- EXERCISE OBJECTIVE -
Return the records, each one exactly as written.

- MATERIAL SHOWN -
=-=-=
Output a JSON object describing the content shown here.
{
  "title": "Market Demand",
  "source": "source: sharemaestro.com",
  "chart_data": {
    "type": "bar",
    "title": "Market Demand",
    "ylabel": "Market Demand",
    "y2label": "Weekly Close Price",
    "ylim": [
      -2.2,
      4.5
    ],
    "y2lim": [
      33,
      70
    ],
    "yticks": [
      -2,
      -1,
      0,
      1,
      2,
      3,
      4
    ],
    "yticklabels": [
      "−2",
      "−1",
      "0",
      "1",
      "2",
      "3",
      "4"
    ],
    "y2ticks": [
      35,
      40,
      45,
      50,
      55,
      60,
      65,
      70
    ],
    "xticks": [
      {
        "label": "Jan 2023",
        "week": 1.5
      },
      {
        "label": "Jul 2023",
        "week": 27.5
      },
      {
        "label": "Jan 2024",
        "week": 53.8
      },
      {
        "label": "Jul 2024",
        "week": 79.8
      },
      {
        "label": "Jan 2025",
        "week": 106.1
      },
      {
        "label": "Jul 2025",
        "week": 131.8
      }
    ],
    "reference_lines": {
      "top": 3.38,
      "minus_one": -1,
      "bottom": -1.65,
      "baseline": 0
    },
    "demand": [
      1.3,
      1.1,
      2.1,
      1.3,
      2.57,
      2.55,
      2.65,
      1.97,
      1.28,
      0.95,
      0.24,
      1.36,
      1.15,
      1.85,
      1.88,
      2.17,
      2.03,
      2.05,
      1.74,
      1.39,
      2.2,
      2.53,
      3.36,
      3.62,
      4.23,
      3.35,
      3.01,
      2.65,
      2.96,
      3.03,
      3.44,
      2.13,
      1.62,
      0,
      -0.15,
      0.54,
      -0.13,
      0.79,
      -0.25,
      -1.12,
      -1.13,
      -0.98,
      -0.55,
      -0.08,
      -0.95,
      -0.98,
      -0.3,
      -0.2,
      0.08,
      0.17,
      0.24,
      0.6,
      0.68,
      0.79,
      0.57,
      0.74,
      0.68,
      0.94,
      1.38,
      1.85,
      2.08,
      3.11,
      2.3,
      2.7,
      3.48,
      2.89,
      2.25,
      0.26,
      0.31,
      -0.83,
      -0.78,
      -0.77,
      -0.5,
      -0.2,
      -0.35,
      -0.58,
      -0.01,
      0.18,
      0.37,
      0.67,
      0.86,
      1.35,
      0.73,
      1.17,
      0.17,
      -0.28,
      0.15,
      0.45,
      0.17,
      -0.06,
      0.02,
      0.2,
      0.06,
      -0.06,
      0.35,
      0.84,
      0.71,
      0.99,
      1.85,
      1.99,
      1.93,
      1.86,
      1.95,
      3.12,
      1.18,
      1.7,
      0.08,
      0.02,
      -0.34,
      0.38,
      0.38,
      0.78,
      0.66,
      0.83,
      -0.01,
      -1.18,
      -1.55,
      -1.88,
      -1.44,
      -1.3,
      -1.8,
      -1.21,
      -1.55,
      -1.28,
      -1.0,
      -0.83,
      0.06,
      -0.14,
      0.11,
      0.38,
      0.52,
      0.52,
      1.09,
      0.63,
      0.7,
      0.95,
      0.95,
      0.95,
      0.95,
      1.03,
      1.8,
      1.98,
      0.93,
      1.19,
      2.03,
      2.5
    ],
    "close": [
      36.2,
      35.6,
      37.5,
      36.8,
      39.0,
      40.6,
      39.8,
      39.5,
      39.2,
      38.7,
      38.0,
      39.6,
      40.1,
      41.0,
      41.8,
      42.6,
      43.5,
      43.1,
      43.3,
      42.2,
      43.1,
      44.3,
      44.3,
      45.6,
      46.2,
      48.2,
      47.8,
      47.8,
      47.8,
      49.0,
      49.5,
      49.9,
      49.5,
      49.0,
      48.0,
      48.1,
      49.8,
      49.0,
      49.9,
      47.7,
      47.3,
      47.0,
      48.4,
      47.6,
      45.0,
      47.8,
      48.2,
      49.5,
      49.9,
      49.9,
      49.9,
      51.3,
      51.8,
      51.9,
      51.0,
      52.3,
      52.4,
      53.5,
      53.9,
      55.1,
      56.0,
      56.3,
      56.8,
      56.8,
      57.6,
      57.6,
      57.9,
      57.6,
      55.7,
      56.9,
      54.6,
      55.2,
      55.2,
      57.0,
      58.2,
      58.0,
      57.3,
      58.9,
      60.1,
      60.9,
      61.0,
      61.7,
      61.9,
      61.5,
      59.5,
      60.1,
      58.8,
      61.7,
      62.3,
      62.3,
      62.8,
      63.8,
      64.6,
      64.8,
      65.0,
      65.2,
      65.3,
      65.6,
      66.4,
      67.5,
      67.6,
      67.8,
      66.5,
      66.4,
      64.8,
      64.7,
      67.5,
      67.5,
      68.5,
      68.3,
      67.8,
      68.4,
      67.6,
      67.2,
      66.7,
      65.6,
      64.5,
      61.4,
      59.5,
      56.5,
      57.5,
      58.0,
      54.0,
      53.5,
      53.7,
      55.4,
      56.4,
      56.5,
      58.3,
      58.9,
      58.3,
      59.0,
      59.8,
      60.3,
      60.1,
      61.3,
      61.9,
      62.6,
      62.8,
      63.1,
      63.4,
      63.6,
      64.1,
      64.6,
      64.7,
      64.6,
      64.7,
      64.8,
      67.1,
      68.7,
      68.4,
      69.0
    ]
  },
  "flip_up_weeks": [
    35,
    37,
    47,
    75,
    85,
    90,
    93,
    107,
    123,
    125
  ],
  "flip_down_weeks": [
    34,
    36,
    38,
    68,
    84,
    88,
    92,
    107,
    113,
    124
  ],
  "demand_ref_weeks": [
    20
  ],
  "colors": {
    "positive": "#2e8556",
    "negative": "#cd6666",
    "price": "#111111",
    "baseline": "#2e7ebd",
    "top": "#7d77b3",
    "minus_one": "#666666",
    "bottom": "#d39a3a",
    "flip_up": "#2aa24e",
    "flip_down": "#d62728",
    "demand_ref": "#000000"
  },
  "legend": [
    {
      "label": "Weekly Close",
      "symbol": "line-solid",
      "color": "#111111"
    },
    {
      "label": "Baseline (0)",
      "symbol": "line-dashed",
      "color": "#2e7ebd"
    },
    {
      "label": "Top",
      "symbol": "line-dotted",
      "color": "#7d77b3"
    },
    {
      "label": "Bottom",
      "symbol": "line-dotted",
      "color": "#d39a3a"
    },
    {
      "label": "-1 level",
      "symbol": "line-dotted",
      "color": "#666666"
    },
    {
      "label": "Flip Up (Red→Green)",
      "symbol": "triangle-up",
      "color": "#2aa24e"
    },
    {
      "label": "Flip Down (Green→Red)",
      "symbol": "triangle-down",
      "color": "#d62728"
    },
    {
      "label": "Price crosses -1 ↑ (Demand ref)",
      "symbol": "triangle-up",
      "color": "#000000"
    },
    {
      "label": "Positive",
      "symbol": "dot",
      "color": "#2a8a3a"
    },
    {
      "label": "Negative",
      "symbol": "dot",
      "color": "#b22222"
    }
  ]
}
=-=-=
- FINISHED TASK -
Output a JSON object describing the content shown here.
{
  "title": "Market Demand",
  "source": "source: sharemaestro.com",
  "chart_data": {
    "type": "bar",
    "title": "Market Demand",
    "ylabel": "Market Demand",
    "y2label": "Weekly Close Price",
    "ylim": [
      -2.2,
      4.5
    ],
    "y2lim": [
      33,
      70
    ],
    "yticks": [
      -2,
      -1,
      0,
      1,
      2,
      3,
      4
    ],
    "yticklabels": [
      "−2",
      "−1",
      "0",
      "1",
      "2",
      "3",
      "4"
    ],
    "y2ticks": [
      35,
      40,
      45,
      50,
      55,
      60,
      65,
      70
    ],
    "xticks": [
      {
        "label": "Jan 2023",
        "week": 1.5
      },
      {
        "label": "Jul 2023",
        "week": 27.5
      },
      {
        "label": "Jan 2024",
        "week": 53.8
      },
      {
        "label": "Jul 2024",
        "week": 79.8
      },
      {
        "label": "Jan 2025",
        "week": 106.1
      },
      {
        "label": "Jul 2025",
        "week": 131.8
      }
    ],
    "reference_lines": {
      "top": 3.38,
      "minus_one": -1,
      "bottom": -1.65,
      "baseline": 0
    },
    "demand": [
      1.3,
      1.1,
      2.1,
      1.3,
      2.57,
      2.55,
      2.65,
      1.97,
      1.28,
      0.95,
      0.24,
      1.36,
      1.15,
      1.85,
      1.88,
      2.17,
      2.03,
      2.05,
      1.74,
      1.39,
      2.2,
      2.53,
      3.36,
      3.62,
      4.23,
      3.35,
      3.01,
      2.65,
      2.96,
      3.03,
      3.44,
      2.13,
      1.62,
      0,
      -0.15,
      0.54,
      -0.13,
      0.79,
      -0.25,
      -1.12,
      -1.13,
      -0.98,
      -0.55,
      -0.08,
      -0.95,
      -0.98,
      -0.3,
      -0.2,
      0.08,
      0.17,
      0.24,
      0.6,
      0.68,
      0.79,
      0.57,
      0.74,
      0.68,
      0.94,
      1.38,
      1.85,
      2.08,
      3.11,
      2.3,
      2.7,
      3.48,
      2.89,
      2.25,
      0.26,
      0.31,
      -0.83,
      -0.78,
      -0.77,
      -0.5,
      -0.2,
      -0.35,
      -0.58,
      -0.01,
      0.18,
      0.37,
      0.67,
      0.86,
      1.35,
      0.73,
      1.17,
      0.17,
      -0.28,
      0.15,
      0.45,
      0.17,
      -0.06,
      0.02,
      0.2,
      0.06,
      -0.06,
      0.35,
      0.84,
      0.71,
      0.99,
      1.85,
      1.99,
      1.93,
      1.86,
      1.95,
      3.12,
      1.18,
      1.7,
      0.08,
      0.02,
      -0.34,
      0.38,
      0.38,
      0.78,
      0.66,
      0.83,
      -0.01,
      -1.18,
      -1.55,
      -1.88,
      -1.44,
      -1.3,
      -1.8,
      -1.21,
      -1.55,
      -1.28,
      -1.0,
      -0.83,
      0.06,
      -0.14,
      0.11,
      0.38,
      0.52,
      0.52,
      1.09,
      0.63,
      0.7,
      0.95,
      0.95,
      0.95,
      0.95,
      1.03,
      1.8,
      1.98,
      0.93,
      1.19,
      2.03,
      2.5
    ],
    "close": [
      36.2,
      35.6,
      37.5,
      36.8,
      39.0,
      40.6,
      39.8,
      39.5,
      39.2,
      38.7,
      38.0,
      39.6,
      40.1,
      41.0,
      41.8,
      42.6,
      43.5,
      43.1,
      43.3,
      42.2,
      43.1,
      44.3,
      44.3,
      45.6,
      46.2,
      48.2,
      47.8,
      47.8,
      47.8,
      49.0,
      49.5,
      49.9,
      49.5,
      49.0,
      48.0,
      48.1,
      49.8,
      49.0,
      49.9,
      47.7,
      47.3,
      47.0,
      48.4,
      47.6,
      45.0,
      47.8,
      48.2,
      49.5,
      49.9,
      49.9,
      49.9,
      51.3,
      51.8,
      51.9,
      51.0,
      52.3,
      52.4,
      53.5,
      53.9,
      55.1,
      56.0,
      56.3,
      56.8,
      56.8,
      57.6,
      57.6,
      57.9,
      57.6,
      55.7,
      56.9,
      54.6,
      55.2,
      55.2,
      57.0,
      58.2,
      58.0,
      57.3,
      58.9,
      60.1,
      60.9,
      61.0,
      61.7,
      61.9,
      61.5,
      59.5,
      60.1,
      58.8,
      61.7,
      62.3,
      62.3,
      62.8,
      63.8,
      64.6,
      64.8,
      65.0,
      65.2,
      65.3,
      65.6,
      66.4,
      67.5,
      67.6,
      67.8,
      66.5,
      66.4,
      64.8,
      64.7,
      67.5,
      67.5,
      68.5,
      68.3,
      67.8,
      68.4,
      67.6,
      67.2,
      66.7,
      65.6,
      64.5,
      61.4,
      59.5,
      56.5,
      57.5,
      58.0,
      54.0,
      53.5,
      53.7,
      55.4,
      56.4,
      56.5,
      58.3,
      58.9,
      58.3,
      59.0,
      59.8,
      60.3,
      60.1,
      61.3,
      61.9,
      62.6,
      62.8,
      63.1,
      63.4,
      63.6,
      64.1,
      64.6,
      64.7,
      64.6,
      64.7,
      64.8,
      67.1,
      68.7,
      68.4,
      69.0
    ]
  },
  "flip_up_weeks": [
    35,
    37,
    47,
    75,
    85,
    90,
    93,
    107,
    123,
    125
  ],
  "flip_down_weeks": [
    34,
    36,
    38,
    68,
    84,
    88,
    92,
    107,
    113,
    124
  ],
  "demand_ref_weeks": [
    20
  ],
  "colors": {
    "positive": "#2e8556",
    "negative": "#cd6666",
    "price": "#111111",
    "baseline": "#2e7ebd",
    "top": "#7d77b3",
    "minus_one": "#666666",
    "bottom": "#d39a3a",
    "flip_up": "#2aa24e",
    "flip_down": "#d62728",
    "demand_ref": "#000000"
  },
  "legend": [
    {
      "label": "Weekly Close",
      "symbol": "line-solid",
      "color": "#111111"
    },
    {
      "label": "Baseline (0)",
      "symbol": "line-dashed",
      "color": "#2e7ebd"
    },
    {
      "label": "Top",
      "symbol": "line-dotted",
      "color": "#7d77b3"
    },
    {
      "label": "Bottom",
      "symbol": "line-dotted",
      "color": "#d39a3a"
    },
    {
      "label": "-1 level",
      "symbol": "line-dotted",
      "color": "#666666"
    },
    {
      "label": "Flip Up (Red→Green)",
      "symbol": "triangle-up",
      "color": "#2aa24e"
    },
    {
      "label": "Flip Down (Green→Red)",
      "symbol": "triangle-down",
      "color": "#d62728"
    },
    {
      "label": "Price crosses -1 ↑ (Demand ref)",
      "symbol": "triangle-up",
      "color": "#000000"
    },
    {
      "label": "Positive",
      "symbol": "dot",
      "color": "#2a8a3a"
    },
    {
      "label": "Negative",
      "symbol": "dot",
      "color": "#b22222"
    }
  ]
}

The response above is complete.